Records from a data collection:
┄┄┄┄┄┄┄┄┄┄┄┄┄┄┄┄┄┄┄┄
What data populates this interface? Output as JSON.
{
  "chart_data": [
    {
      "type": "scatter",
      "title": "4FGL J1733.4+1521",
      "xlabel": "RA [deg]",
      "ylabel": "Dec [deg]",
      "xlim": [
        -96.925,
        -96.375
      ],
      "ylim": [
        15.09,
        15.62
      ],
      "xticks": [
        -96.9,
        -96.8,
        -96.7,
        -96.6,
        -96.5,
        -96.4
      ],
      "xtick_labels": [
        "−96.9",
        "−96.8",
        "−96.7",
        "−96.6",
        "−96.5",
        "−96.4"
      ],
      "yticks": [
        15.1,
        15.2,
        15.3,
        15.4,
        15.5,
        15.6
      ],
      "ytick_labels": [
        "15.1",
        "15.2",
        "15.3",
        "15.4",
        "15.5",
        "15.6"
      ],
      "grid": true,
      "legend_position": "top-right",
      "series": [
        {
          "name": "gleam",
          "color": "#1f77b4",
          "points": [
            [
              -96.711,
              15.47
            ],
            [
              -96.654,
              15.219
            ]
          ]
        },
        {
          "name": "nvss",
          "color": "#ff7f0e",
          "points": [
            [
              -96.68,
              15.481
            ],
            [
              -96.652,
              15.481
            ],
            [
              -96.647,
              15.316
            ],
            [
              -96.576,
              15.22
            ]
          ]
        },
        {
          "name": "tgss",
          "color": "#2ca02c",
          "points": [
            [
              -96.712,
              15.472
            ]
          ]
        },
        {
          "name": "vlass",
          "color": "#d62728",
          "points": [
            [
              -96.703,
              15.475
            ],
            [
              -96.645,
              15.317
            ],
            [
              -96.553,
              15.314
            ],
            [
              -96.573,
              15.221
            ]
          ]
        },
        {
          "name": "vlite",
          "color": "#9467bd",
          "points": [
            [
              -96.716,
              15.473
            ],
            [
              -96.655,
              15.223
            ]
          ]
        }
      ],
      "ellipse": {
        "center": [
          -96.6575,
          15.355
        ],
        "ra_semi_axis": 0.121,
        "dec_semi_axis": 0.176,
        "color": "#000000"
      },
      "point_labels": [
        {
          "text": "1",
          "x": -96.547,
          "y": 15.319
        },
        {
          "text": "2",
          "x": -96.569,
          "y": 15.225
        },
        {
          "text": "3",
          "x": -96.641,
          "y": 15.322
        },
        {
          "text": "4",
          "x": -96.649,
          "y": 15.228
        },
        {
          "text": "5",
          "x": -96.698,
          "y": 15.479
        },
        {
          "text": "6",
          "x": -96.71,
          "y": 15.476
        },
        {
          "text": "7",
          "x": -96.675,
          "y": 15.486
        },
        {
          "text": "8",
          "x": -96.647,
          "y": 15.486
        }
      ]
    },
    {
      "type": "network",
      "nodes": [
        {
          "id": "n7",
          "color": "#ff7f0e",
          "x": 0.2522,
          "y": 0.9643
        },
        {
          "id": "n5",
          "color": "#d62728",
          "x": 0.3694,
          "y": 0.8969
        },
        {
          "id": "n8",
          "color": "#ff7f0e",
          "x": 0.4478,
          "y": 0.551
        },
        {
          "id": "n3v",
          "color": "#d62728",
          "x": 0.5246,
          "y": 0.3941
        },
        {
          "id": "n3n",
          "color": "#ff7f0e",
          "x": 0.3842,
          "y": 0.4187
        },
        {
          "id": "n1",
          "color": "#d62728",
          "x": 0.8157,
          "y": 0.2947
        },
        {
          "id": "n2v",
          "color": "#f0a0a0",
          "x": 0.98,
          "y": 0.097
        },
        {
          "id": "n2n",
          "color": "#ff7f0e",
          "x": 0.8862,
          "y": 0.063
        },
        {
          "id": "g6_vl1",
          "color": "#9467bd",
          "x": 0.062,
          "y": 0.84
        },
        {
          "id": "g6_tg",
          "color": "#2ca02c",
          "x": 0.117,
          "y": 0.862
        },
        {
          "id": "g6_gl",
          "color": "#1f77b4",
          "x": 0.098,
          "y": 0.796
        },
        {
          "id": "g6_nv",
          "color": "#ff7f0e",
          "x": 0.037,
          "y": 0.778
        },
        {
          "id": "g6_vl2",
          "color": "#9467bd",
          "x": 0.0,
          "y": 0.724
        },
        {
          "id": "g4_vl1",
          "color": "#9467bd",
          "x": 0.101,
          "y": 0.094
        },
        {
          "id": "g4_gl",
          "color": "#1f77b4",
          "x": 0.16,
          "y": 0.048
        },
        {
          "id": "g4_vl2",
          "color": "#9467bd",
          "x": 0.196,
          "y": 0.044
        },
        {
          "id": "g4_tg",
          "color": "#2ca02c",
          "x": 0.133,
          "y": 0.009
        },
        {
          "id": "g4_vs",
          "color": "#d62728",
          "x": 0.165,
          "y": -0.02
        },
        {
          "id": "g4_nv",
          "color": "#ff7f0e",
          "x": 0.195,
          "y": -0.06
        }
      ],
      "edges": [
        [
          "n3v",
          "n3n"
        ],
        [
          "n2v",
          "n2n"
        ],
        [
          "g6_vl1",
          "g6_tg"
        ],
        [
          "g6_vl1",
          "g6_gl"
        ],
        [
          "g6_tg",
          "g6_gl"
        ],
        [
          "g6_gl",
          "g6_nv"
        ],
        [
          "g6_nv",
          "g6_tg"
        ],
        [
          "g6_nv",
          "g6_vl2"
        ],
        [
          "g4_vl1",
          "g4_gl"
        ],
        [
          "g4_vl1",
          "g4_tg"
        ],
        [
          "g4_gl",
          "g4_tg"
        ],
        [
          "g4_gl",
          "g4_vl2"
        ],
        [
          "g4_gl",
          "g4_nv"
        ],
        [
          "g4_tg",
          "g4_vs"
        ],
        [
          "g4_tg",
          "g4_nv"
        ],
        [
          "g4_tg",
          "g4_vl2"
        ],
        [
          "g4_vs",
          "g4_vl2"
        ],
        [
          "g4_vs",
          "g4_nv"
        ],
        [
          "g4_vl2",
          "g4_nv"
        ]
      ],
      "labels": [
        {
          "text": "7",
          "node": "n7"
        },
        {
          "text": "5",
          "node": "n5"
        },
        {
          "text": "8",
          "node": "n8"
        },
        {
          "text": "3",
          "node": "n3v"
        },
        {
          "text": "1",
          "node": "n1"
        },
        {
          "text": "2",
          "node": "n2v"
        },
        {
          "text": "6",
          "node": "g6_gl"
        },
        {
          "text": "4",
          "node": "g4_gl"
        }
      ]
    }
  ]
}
┄┄┄┄┄┄┄┄┄┄┄┄┄┄┄┄┄┄┄┄
:: WRITTEN REQUEST ::
From the listing above, extract all records word for word.

:: REPLY ::
What data populates this interface? Output as JSON.
{
  "chart_data": [
    {
      "type": "scatter",
      "title": "4FGL J1733.4+1521",
      "xlabel": "RA [deg]",
      "ylabel": "Dec [deg]",
      "xlim": [
        -96.925,
        -96.375
      ],
      "ylim": [
        15.09,
        15.62
      ],
      "xticks": [
        -96.9,
        -96.8,
        -96.7,
        -96.6,
        -96.5,
        -96.4
      ],
      "xtick_labels": [
        "−96.9",
        "−96.8",
        "−96.7",
        "−96.6",
        "−96.5",
        "−96.4"
      ],
      "yticks": [
        15.1,
        15.2,
        15.3,
        15.4,
        15.5,
        15.6
      ],
      "ytick_labels": [
        "15.1",
        "15.2",
        "15.3",
        "15.4",
        "15.5",
        "15.6"
      ],
      "grid": true,
      "legend_position": "top-right",
      "series": [
        {
          "name": "gleam",
          "color": "#1f77b4",
          "points": [
            [
              -96.711,
              15.47
            ],
            [
              -96.654,
              15.219
            ]
          ]
        },
        {
          "name": "nvss",
          "color": "#ff7f0e",
          "points": [
            [
              -96.68,
              15.481
            ],
            [
              -96.652,
              15.481
            ],
            [
              -96.647,
              15.316
            ],
            [
              -96.576,
              15.22
            ]
          ]
        },
        {
          "name": "tgss",
          "color": "#2ca02c",
          "points": [
            [
              -96.712,
              15.472
            ]
          ]
        },
        {
          "name": "vlass",
          "color": "#d62728",
          "points": [
            [
              -96.703,
              15.475
            ],
            [
              -96.645,
              15.317
            ],
            [
              -96.553,
              15.314
            ],
            [
              -96.573,
              15.221
            ]
          ]
        },
        {
          "name": "vlite",
          "color": "#9467bd",
          "points": [
            [
              -96.716,
              15.473
            ],
            [
              -96.655,
              15.223
            ]
          ]
        }
      ],
      "ellipse": {
        "center": [
          -96.6575,
          15.355
        ],
        "ra_semi_axis": 0.121,
        "dec_semi_axis": 0.176,
        "color": "#000000"
      },
      "point_labels": [
        {
          "text": "1",
          "x": -96.547,
          "y": 15.319
        },
        {
          "text": "2",
          "x": -96.569,
          "y": 15.225
        },
        {
          "text": "3",
          "x": -96.641,
          "y": 15.322
        },
        {
          "text": "4",
          "x": -96.649,
          "y": 15.228
        },
        {
          "text": "5",
          "x": -96.698,
          "y": 15.479
        },
        {
          "text": "6",
          "x": -96.71,
          "y": 15.476
        },
        {
          "text": "7",
          "x": -96.675,
          "y": 15.486
        },
        {
          "text": "8",
          "x": -96.647,
          "y": 15.486
        }
      ]
    },
    {
      "type": "network",
      "nodes": [
        {
          "id": "n7",
          "color": "#ff7f0e",
          "x": 0.2522,
          "y": 0.9643
        },
        {
          "id": "n5",
          "color": "#d62728",
          "x": 0.3694,
          "y": 0.8969
        },
        {
          "id": "n8",
          "color": "#ff7f0e",
          "x": 0.4478,
          "y": 0.551
        },
        {
          "id": "n3v",
          "color": "#d62728",
          "x": 0.5246,
          "y": 0.3941
        },
        {
          "id": "n3n",
          "color": "#ff7f0e",
          "x": 0.3842,
          "y": 0.4187
        },
        {
          "id": "n1",
          "color": "#d62728",
          "x": 0.8157,
          "y": 0.2947
        },
        {
          "id": "n2v",
          "color": "#f0a0a0",
          "x": 0.98,
          "y": 0.097
        },
        {
          "id": "n2n",
          "color": "#ff7f0e",
          "x": 0.8862,
          "y": 0.063
        },
        {
          "id": "g6_vl1",
          "color": "#9467bd",
          "x": 0.062,
          "y": 0.84
        },
        {
          "id": "g6_tg",
          "color": "#2ca02c",
          "x": 0.117,
          "y": 0.862
        },
        {
          "id": "g6_gl",
          "color": "#1f77b4",
          "x": 0.098,
          "y": 0.796
        },
        {
          "id": "g6_nv",
          "color": "#ff7f0e",
          "x": 0.037,
          "y": 0.778
        },
        {
          "id": "g6_vl2",
          "color": "#9467bd",
          "x": 0.0,
          "y": 0.724
        },
        {
          "id": "g4_vl1",
          "color": "#9467bd",
          "x": 0.101,
          "y": 0.094
        },
        {
          "id": "g4_gl",
          "color": "#1f77b4",
          "x": 0.16,
          "y": 0.048
        },
        {
          "id": "g4_vl2",
          "color": "#9467bd",
          "x": 0.196,
          "y": 0.044
        },
        {
          "id": "g4_tg",
          "color": "#2ca02c",
          "x": 0.133,
          "y": 0.009
        },
        {
          "id": "g4_vs",
          "color": "#d62728",
          "x": 0.165,
          "y": -0.02
        },
        {
          "id": "g4_nv",
          "color": "#ff7f0e",
          "x": 0.195,
          "y": -0.06
        }
      ],
      "edges": [
        [
          "n3v",
          "n3n"
        ],
        [
          "n2v",
          "n2n"
        ],
        [
          "g6_vl1",
          "g6_tg"
        ],
        [
          "g6_vl1",
          "g6_gl"
        ],
        [
          "g6_tg",
          "g6_gl"
        ],
        [
          "g6_gl",
          "g6_nv"
        ],
        [
          "g6_nv",
          "g6_tg"
        ],
        [
          "g6_nv",
          "g6_vl2"
        ],
        [
          "g4_vl1",
          "g4_gl"
        ],
        [
          "g4_vl1",
          "g4_tg"
        ],
        [
          "g4_gl",
          "g4_tg"
        ],
        [
          "g4_gl",
          "g4_vl2"
        ],
        [
          "g4_gl",
          "g4_nv"
        ],
        [
          "g4_tg",
          "g4_vs"
        ],
        [
          "g4_tg",
          "g4_nv"
        ],
        [
          "g4_tg",
          "g4_vl2"
        ],
        [
          "g4_vs",
          "g4_vl2"
        ],
        [
          "g4_vs",
          "g4_nv"
        ],
        [
          "g4_vl2",
          "g4_nv"
        ]
      ],
      "labels": [
        {
          "text": "7",
          "node": "n7"
        },
        {
          "text": "5",
          "node": "n5"
        },
        {
          "text": "8",
          "node": "n8"
        },
        {
          "text": "3",
          "node": "n3v"
        },
        {
          "text": "1",
          "node": "n1"
        },
        {
          "text": "2",
          "node": "n2v"
        },
        {
          "text": "6",
          "node": "g6_gl"
        },
        {
          "text": "4",
          "node": "g4_gl"
        }
      ]
    }
  ]
}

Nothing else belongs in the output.